From the records below, pull each line that has "JSON".

═══ DATA FOR THE TASK ═══

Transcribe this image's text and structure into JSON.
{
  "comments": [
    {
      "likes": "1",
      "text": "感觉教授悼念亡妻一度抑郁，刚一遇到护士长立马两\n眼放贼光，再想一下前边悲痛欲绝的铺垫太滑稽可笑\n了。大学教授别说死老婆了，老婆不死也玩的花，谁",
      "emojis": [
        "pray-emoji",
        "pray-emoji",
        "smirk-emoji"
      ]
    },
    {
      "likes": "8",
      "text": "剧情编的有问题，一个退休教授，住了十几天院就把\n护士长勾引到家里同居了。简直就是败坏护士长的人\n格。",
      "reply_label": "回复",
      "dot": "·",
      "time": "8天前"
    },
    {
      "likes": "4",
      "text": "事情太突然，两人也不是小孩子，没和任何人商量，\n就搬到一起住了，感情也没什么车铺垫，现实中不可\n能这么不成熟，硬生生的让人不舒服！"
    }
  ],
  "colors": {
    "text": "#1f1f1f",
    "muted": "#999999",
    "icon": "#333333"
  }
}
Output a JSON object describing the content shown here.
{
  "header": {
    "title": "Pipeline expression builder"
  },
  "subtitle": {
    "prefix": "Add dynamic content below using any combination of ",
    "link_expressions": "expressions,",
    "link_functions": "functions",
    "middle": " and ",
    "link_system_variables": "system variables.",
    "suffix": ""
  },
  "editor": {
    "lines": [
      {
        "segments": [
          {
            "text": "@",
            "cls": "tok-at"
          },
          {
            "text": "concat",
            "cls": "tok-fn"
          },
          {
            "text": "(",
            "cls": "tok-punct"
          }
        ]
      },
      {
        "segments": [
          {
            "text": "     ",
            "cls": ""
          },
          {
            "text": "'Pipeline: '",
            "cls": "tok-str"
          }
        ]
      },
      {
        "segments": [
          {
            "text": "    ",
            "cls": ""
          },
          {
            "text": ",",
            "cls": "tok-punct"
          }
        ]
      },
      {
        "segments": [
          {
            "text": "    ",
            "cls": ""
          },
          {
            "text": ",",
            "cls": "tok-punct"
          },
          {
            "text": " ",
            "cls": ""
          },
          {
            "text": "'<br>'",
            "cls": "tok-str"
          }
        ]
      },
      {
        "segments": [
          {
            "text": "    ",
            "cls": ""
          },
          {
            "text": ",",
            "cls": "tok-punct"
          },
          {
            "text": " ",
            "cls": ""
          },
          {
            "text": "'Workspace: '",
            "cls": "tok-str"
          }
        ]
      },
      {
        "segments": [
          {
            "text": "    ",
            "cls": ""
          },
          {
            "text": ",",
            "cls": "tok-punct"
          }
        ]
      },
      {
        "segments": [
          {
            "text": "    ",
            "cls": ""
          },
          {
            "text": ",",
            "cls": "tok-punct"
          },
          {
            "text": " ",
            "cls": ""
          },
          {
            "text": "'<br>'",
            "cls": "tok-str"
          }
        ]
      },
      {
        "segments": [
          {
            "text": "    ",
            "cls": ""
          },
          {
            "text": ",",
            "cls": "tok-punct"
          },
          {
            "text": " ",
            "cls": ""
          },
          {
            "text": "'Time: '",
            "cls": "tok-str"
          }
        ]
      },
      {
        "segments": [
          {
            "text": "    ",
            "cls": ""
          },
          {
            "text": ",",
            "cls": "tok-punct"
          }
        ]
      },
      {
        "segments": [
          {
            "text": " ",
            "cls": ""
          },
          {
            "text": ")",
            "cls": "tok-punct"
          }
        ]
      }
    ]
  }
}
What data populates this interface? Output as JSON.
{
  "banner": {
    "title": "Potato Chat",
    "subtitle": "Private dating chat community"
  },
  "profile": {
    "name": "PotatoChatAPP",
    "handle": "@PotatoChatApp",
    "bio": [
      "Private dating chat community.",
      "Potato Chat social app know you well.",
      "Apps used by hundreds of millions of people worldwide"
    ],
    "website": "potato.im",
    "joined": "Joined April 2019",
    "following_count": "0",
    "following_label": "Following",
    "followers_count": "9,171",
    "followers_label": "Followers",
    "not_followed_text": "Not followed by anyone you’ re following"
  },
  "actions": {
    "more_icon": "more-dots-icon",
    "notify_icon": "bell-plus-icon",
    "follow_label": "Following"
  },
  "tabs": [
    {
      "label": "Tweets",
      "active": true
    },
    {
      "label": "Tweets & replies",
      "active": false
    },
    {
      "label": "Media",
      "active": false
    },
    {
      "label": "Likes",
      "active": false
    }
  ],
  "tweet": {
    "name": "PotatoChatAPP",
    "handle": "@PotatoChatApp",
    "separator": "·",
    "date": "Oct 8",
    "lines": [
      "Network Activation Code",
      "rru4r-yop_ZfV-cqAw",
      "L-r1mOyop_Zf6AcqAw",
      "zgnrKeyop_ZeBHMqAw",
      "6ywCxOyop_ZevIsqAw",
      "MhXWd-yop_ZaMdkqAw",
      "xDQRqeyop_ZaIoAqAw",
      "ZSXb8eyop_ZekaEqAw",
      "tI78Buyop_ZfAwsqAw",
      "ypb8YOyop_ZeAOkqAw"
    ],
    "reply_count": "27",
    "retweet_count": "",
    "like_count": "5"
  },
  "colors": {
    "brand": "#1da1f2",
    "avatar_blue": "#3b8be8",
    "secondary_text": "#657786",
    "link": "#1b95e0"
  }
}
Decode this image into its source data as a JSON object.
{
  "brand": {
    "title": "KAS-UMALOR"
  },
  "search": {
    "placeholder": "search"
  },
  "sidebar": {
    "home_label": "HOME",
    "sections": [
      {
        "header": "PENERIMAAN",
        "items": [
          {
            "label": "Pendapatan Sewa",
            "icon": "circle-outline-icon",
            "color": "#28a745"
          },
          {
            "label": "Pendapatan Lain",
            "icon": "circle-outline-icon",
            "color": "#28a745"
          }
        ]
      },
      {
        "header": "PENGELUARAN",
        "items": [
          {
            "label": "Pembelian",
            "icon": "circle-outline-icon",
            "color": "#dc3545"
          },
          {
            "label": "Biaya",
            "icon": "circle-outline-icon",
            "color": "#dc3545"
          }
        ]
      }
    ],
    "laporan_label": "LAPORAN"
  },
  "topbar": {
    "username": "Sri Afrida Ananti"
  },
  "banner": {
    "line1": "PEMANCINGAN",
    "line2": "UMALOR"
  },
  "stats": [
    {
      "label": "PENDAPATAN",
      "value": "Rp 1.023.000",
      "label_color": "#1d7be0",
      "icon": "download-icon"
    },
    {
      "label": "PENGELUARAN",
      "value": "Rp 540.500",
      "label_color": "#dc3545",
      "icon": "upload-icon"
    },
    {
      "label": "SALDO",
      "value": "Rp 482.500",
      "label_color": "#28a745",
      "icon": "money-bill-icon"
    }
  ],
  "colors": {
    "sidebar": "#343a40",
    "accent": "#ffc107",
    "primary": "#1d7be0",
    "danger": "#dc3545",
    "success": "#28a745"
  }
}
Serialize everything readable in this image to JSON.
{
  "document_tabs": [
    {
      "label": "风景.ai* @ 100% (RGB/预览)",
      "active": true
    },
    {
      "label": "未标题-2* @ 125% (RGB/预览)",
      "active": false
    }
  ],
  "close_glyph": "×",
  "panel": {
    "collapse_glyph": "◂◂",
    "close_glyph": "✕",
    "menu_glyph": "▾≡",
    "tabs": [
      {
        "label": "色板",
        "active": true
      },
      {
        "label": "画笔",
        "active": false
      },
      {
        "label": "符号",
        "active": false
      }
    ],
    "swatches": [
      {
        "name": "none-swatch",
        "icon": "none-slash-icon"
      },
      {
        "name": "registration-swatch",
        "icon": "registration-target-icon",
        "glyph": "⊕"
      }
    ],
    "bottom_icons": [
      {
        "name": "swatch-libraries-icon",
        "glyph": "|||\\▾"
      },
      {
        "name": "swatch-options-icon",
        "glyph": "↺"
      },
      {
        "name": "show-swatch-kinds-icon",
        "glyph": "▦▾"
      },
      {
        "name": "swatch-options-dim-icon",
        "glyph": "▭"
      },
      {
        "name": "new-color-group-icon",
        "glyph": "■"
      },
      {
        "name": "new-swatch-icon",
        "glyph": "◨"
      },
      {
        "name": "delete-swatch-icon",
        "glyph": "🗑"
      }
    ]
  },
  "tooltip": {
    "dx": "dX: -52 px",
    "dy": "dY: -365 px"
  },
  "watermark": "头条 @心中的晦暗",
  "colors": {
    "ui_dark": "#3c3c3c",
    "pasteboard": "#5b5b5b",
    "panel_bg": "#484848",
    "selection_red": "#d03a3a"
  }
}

═══

__ANSWER BELOW__
Transcribe this image's text and structure into JSON.
Output a JSON object describing the content shown here.
What data populates this interface? Output as JSON.
Decode this image into its source data as a JSON object.
Serialize everything readable in this image to JSON.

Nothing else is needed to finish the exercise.